_Requirements_
Output every line below without omitting or altering anything.

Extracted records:
-- start --

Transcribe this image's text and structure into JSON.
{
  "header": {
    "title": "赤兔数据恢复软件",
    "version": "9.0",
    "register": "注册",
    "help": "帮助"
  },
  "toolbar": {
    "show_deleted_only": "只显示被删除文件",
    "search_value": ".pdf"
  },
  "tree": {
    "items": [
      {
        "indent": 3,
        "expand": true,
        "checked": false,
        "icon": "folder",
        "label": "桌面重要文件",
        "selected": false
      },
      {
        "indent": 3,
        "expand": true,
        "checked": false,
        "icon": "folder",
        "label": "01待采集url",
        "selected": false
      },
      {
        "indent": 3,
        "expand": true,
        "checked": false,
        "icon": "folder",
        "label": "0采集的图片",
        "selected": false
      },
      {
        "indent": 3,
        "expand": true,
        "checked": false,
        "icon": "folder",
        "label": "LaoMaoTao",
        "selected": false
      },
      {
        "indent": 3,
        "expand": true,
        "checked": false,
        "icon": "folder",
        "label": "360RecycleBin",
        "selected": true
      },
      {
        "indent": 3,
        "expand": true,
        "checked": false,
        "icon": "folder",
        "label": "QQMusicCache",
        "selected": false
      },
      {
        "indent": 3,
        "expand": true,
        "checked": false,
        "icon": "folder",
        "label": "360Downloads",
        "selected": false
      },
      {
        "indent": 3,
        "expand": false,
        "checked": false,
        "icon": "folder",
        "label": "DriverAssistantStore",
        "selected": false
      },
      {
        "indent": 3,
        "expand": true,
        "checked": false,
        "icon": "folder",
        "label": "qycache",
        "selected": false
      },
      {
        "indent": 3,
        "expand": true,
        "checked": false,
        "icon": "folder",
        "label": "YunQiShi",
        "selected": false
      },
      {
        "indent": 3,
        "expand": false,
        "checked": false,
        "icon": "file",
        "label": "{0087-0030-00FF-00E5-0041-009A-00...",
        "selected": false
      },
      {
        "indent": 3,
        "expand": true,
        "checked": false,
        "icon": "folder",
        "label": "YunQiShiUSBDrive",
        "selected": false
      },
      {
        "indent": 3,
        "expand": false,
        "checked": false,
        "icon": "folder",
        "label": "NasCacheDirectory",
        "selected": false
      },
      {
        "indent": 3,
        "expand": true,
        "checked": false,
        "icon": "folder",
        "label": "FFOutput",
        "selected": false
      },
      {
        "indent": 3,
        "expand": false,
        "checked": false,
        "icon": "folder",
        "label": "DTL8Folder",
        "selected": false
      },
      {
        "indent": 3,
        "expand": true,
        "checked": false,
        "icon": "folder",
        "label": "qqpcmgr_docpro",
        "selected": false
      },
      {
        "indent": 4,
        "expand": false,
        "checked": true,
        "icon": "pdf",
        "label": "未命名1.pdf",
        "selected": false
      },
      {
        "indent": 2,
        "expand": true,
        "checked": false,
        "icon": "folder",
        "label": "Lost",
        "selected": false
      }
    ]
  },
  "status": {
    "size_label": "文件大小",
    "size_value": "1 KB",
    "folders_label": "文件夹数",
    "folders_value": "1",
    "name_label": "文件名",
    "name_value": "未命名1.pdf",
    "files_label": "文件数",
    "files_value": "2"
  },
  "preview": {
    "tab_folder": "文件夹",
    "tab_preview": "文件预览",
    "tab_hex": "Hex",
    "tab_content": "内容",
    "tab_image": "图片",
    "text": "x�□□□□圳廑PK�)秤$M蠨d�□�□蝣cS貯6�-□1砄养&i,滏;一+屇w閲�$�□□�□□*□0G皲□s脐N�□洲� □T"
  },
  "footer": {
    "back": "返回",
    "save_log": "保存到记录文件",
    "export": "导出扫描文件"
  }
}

-- end --

_Final result_
Transcribe this image's text and structure into JSON.
{
  "header": {
    "title": "赤兔数据恢复软件",
    "version": "9.0",
    "register": "注册",
    "help": "帮助"
  },
  "toolbar": {
    "show_deleted_only": "只显示被删除文件",
    "search_value": ".pdf"
  },
  "tree": {
    "items": [
      {
        "indent": 3,
        "expand": true,
        "checked": false,
        "icon": "folder",
        "label": "桌面重要文件",
        "selected": false
      },
      {
        "indent": 3,
        "expand": true,
        "checked": false,
        "icon": "folder",
        "label": "01待采集url",
        "selected": false
      },
      {
        "indent": 3,
        "expand": true,
        "checked": false,
        "icon": "folder",
        "label": "0采集的图片",
        "selected": false
      },
      {
        "indent": 3,
        "expand": true,
        "checked": false,
        "icon": "folder",
        "label": "LaoMaoTao",
        "selected": false
      },
      {
        "indent": 3,
        "expand": true,
        "checked": false,
        "icon": "folder",
        "label": "360RecycleBin",
        "selected": true
      },
      {
        "indent": 3,
        "expand": true,
        "checked": false,
        "icon": "folder",
        "label": "QQMusicCache",
        "selected": false
      },
      {
        "indent": 3,
        "expand": true,
        "checked": false,
        "icon": "folder",
        "label": "360Downloads",
        "selected": false
      },
      {
        "indent": 3,
        "expand": false,
        "checked": false,
        "icon": "folder",
        "label": "DriverAssistantStore",
        "selected": false
      },
      {
        "indent": 3,
        "expand": true,
        "checked": false,
        "icon": "folder",
        "label": "qycache",
        "selected": false
      },
      {
        "indent": 3,
        "expand": true,
        "checked": false,
        "icon": "folder",
        "label": "YunQiShi",
        "selected": false
      },
      {
        "indent": 3,
        "expand": false,
        "checked": false,
        "icon": "file",
        "label": "{0087-0030-00FF-00E5-0041-009A-00...",
        "selected": false
      },
      {
        "indent": 3,
        "expand": true,
        "checked": false,
        "icon": "folder",
        "label": "YunQiShiUSBDrive",
        "selected": false
      },
      {
        "indent": 3,
        "expand": false,
        "checked": false,
        "icon": "folder",
        "label": "NasCacheDirectory",
        "selected": false
      },
      {
        "indent": 3,
        "expand": true,
        "checked": false,
        "icon": "folder",
        "label": "FFOutput",
        "selected": false
      },
      {
        "indent": 3,
        "expand": false,
        "checked": false,
        "icon": "folder",
        "label": "DTL8Folder",
        "selected": false
      },
      {
        "indent": 3,
        "expand": true,
        "checked": false,
        "icon": "folder",
        "label": "qqpcmgr_docpro",
        "selected": false
      },
      {
        "indent": 4,
        "expand": false,
        "checked": true,
        "icon": "pdf",
        "label": "未命名1.pdf",
        "selected": false
      },
      {
        "indent": 2,
        "expand": true,
        "checked": false,
        "icon": "folder",
        "label": "Lost",
        "selected": false
      }
    ]
  },
  "status": {
    "size_label": "文件大小",
    "size_value": "1 KB",
    "folders_label": "文件夹数",
    "folders_value": "1",
    "name_label": "文件名",
    "name_value": "未命名1.pdf",
    "files_label": "文件数",
    "files_value": "2"
  },
  "preview": {
    "tab_folder": "文件夹",
    "tab_preview": "文件预览",
    "tab_hex": "Hex",
    "tab_content": "内容",
    "tab_image": "图片",
    "text": "x�□□□□圳廑PK�)秤$M蠨d�□�□蝣cS貯6�-□1砄养&i,滏;一+屇w閲�$�□□�□□*□0G皲□s脐N�□洲� □T"
  },
  "footer": {
    "back": "返回",
    "save_log": "保存到记录文件",
    "export": "导出扫描文件"
  }
}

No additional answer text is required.